*CONSIGNAS:*
1. Reescribe el tramo del texto sobre la novela CTP que va desde "El caso de CTP" hasta "de distanciamiento individualista.", sustituyendo "facilitador literario" por "tallerista".
2. Retoma el texto sobre la novela CTP y continúalo a partir de su última oración.

*DOCUMENTO:*

"""

La denuncia en sus distintas articulaciones: tampoco se trata de un facilismo por contraste: un paco (el poder) un cocinero gay (la marginalidad) para provocar un escándalo. Esta es una diferencia sustancial con otras obras que abordan el tema de la homosexualidad. Sin el ánimo de entrar en un análisis comparativo, sino solo para señalar el lugar estratégico de CTP en ese campo; esta novela polifoniza el tema, lo abre al espacio de la alegoría popular y lo acerca a lo carnavalesco (Sarduy), evita el registro discursivo de corte autobiográfico administrado por estrategias de distanciamiento individualista, de autorías de mercado y académicas, que cuentan permanentemente con reponedores ideológicos para instalarlas en los supermercados de género.

El caso de CTP no es marginal, es popular, porque lo popular bien ficcionado sigue estando al margen pero es autónomo, es un espacio que se rige a sí mismo y no depende del centro para validar su mundo, no necesita ni le interesa la validación del entorno, o si se quiere, del otro.

Para esto un ejemplo que se arrastra significativamente: un joven escritor que fue expulsado del taller de Pablo Simonetti ventiló por redes sociales que el facilitador literario había prohibido la palabra poto a sus alumnos. Cierto o no, este ridículo candor es un paradigma de clase. Es lo rancio-siútico en su más absoluta exactitud de distanciamiento individualista.

"""

*ENTRADAS:*
"""

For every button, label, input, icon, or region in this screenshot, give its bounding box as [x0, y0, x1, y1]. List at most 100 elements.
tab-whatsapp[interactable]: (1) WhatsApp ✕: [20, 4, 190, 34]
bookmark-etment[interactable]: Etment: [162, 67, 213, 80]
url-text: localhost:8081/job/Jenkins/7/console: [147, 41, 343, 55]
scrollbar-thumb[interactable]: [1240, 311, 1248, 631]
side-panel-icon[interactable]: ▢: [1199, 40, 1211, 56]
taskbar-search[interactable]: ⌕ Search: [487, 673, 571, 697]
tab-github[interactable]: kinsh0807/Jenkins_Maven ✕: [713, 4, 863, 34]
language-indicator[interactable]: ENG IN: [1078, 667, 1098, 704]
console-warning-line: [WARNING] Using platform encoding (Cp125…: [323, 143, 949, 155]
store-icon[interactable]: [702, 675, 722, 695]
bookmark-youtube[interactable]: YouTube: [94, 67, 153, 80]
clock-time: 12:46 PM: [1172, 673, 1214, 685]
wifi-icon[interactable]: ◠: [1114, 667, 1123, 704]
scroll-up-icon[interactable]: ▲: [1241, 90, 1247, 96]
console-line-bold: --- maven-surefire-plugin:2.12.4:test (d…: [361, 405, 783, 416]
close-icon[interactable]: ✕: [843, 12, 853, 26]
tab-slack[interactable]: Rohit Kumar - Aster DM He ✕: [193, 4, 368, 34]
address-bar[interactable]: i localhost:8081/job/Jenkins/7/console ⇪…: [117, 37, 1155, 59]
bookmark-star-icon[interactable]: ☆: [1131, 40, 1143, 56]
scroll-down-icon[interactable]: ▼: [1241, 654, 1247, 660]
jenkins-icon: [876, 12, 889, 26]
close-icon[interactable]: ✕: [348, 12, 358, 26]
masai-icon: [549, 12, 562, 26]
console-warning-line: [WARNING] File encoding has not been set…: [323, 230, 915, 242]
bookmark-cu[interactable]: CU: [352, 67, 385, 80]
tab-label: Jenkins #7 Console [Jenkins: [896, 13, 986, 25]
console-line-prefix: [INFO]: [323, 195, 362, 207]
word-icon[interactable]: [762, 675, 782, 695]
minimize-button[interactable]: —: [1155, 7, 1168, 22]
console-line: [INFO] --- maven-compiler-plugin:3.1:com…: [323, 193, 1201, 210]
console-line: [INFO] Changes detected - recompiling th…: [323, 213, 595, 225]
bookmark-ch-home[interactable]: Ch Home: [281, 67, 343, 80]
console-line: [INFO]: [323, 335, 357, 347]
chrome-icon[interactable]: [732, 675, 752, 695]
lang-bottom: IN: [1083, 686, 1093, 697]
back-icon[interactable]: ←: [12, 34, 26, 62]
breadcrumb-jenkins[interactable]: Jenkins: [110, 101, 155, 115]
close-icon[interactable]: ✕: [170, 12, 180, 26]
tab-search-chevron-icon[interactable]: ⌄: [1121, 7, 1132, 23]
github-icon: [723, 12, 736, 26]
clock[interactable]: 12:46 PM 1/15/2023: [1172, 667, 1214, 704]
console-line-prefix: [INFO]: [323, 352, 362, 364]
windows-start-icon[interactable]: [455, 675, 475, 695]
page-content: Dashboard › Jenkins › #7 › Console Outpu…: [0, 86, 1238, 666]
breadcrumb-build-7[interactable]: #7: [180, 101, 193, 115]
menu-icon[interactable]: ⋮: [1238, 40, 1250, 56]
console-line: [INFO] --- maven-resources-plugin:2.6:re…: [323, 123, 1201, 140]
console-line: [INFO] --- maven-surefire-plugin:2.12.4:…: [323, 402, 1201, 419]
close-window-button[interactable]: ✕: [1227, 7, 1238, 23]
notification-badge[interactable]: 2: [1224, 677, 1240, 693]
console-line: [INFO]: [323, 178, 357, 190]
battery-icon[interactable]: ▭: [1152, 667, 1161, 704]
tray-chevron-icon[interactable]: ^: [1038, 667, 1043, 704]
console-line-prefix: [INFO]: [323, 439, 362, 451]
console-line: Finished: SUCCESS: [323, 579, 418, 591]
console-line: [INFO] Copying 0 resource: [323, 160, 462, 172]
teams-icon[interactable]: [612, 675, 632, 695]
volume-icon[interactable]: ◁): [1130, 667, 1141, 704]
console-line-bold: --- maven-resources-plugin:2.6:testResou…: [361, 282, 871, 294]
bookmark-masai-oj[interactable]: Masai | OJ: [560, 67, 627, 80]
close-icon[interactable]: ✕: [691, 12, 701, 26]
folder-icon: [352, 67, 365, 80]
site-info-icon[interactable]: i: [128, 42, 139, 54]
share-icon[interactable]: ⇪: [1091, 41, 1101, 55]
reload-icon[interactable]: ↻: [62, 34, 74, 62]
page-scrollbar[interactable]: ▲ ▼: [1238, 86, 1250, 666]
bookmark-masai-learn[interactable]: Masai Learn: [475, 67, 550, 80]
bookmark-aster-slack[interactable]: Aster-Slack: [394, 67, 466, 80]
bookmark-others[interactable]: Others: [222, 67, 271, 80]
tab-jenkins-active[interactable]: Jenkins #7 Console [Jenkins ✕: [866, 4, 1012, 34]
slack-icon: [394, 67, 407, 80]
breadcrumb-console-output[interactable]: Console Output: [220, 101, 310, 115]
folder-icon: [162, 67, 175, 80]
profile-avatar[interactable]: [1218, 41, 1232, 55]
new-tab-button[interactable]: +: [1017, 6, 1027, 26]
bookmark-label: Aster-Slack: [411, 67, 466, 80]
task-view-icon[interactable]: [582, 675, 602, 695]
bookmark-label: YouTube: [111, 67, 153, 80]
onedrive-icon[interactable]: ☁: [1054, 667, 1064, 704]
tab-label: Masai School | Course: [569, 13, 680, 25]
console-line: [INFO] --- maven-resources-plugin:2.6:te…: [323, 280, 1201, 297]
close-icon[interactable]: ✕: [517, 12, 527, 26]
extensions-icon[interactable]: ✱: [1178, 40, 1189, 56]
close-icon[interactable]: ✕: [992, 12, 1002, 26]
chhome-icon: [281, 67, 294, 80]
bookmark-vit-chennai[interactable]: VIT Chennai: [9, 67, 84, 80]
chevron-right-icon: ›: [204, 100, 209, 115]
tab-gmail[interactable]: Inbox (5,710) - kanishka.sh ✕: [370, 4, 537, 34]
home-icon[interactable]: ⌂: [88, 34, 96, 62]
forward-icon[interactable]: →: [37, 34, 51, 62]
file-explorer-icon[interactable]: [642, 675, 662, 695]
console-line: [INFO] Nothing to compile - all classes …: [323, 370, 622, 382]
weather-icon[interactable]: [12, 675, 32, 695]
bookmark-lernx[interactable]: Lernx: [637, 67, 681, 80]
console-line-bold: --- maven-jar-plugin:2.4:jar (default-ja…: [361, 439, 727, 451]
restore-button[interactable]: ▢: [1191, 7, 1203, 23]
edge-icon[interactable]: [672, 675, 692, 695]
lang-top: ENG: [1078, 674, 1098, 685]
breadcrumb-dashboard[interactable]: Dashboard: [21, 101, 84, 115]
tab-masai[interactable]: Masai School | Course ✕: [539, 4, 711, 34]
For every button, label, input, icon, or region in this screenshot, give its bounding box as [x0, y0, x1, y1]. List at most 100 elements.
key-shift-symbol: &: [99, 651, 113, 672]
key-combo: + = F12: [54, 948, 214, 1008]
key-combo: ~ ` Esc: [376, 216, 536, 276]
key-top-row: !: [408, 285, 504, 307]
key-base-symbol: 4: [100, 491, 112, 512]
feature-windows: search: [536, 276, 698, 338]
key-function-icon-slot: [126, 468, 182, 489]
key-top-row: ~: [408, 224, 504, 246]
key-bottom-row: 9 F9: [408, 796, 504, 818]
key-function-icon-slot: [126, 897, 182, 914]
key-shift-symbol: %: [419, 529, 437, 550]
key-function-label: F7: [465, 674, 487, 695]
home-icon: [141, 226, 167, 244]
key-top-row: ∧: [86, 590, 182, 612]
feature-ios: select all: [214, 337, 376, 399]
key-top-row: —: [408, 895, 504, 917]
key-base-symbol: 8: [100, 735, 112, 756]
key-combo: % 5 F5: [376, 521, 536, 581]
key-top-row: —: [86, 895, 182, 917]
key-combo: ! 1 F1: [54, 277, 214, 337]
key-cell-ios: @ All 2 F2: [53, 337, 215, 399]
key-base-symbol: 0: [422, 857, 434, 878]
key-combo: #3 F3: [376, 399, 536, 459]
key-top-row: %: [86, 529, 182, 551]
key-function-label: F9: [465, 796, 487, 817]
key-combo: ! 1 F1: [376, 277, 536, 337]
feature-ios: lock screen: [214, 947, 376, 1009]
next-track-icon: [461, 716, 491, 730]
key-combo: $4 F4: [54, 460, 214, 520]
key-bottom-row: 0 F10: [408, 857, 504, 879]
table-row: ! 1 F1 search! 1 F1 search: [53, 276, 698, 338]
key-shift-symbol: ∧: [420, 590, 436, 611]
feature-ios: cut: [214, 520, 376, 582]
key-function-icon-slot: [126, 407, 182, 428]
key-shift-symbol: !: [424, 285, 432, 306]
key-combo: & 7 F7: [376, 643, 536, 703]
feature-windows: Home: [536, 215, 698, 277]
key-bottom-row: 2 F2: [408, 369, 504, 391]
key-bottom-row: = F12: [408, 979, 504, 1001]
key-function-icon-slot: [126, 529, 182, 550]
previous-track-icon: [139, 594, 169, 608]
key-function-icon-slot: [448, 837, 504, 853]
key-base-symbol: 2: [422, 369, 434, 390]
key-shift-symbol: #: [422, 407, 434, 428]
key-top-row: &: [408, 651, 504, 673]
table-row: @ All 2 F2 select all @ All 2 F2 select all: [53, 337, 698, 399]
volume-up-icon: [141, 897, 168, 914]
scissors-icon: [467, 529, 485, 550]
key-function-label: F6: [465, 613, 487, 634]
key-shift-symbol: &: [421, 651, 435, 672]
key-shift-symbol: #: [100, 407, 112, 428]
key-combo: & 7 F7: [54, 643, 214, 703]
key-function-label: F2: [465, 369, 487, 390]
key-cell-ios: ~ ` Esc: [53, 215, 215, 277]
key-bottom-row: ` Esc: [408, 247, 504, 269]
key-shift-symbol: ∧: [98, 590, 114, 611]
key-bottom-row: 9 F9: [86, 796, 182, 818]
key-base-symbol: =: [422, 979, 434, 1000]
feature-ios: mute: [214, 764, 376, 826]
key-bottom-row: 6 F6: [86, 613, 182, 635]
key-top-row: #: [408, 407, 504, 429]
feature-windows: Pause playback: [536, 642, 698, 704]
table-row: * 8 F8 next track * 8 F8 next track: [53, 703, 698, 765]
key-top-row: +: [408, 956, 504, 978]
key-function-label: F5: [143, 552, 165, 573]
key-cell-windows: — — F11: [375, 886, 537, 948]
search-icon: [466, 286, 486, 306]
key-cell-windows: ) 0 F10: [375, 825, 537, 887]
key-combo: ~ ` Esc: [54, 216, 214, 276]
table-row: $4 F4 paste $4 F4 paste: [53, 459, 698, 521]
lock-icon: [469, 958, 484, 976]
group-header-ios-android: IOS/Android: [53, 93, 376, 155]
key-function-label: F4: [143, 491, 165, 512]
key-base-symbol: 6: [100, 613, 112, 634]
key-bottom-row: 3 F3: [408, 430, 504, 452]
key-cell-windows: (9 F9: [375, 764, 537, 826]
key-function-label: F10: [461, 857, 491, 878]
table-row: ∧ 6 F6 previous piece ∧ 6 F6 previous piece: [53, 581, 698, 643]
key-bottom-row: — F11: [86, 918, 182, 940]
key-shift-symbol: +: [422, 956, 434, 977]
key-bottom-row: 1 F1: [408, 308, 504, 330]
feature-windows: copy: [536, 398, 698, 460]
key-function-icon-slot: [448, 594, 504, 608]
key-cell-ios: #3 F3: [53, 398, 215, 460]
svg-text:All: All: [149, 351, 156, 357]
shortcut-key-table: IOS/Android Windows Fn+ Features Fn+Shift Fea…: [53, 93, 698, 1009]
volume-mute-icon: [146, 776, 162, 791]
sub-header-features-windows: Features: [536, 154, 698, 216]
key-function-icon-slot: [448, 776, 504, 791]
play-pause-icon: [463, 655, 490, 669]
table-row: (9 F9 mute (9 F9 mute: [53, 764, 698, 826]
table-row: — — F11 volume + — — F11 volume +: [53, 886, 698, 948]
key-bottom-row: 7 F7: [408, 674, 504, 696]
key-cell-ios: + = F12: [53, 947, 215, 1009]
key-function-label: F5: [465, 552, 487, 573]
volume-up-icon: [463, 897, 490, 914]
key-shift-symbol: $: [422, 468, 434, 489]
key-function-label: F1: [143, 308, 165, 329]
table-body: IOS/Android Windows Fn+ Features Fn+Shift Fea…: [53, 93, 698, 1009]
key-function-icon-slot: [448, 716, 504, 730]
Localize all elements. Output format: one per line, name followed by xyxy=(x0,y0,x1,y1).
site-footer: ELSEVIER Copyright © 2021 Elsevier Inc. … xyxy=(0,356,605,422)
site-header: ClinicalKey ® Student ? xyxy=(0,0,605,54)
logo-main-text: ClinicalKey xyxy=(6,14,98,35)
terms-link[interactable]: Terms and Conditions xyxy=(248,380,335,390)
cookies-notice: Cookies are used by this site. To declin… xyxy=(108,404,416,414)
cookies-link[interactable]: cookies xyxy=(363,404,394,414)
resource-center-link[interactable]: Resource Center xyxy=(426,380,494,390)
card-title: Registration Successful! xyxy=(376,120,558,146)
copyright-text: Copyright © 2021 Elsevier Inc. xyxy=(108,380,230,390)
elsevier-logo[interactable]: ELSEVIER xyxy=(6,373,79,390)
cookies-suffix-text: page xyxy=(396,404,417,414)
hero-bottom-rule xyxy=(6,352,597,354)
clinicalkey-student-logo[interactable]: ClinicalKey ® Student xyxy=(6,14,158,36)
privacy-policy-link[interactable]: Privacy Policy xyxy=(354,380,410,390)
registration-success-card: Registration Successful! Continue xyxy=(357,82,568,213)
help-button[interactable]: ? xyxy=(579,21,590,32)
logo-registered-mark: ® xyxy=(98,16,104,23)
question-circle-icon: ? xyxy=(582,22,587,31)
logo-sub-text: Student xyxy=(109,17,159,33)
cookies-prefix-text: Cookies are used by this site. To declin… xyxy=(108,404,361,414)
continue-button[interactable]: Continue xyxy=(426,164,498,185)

"""

*RESPUESTAS POR CONSIGNA:*
1.
El caso de CTP no es marginal, es popular, porque lo popular bien ficcionado sigue estando al margen pero es autónomo, es un espacio que se rige a sí mismo y no depende del centro para validar su mundo, no necesita ni le interesa la validación del entorno, o si se quiere, del otro.

Para esto un ejemplo que se arrastra significativamente: un joven escritor que fue expulsado del taller de Pablo Simonetti ventiló por redes sociales que el tallerista había prohibido la palabra poto a sus alumnos. Cierto o no, este ridículo candor es un paradigma de clase. Es lo rancio-siútico en su más absoluta exactitud de distanciamiento individualista.

2.
Pedrero traslada los múltiples cruces de personajes en un día en El Cortijo, al igual que el famoso Ulises de Joyce en Dublín. Y se trata del mismo mundo en permanente ebullición y conflicto, pero desde el foco paródico de la picaresca. Este precedente estilístico -lo popular en permanente asociación libre- es el que interesa, la distingue y le confiere valor a su riesgo creativo y no declarativo. Se trata además de un catálogo de la lengua hablada e inscrita en un territorio de Santiago, en el Cortijo ochentero, lleno de ese lenguaje penetrante y sórdido macerado en la dictadura.

Al momento de entrar en la novela, los personajes van acaparando disruptivamente la atención: El paco Acevedo, la Meche, don Neófito y los malandras al acecho; Chucho y Checho, El indio Miguel, El Tarro con piedras y la inefable Vieja Culiá. El Chueco es un gato alcohólico que vive en el restaurante El Rosedal bajo los cuidados de Panchito, que suspira extraviado por el uniforme de Acevedo.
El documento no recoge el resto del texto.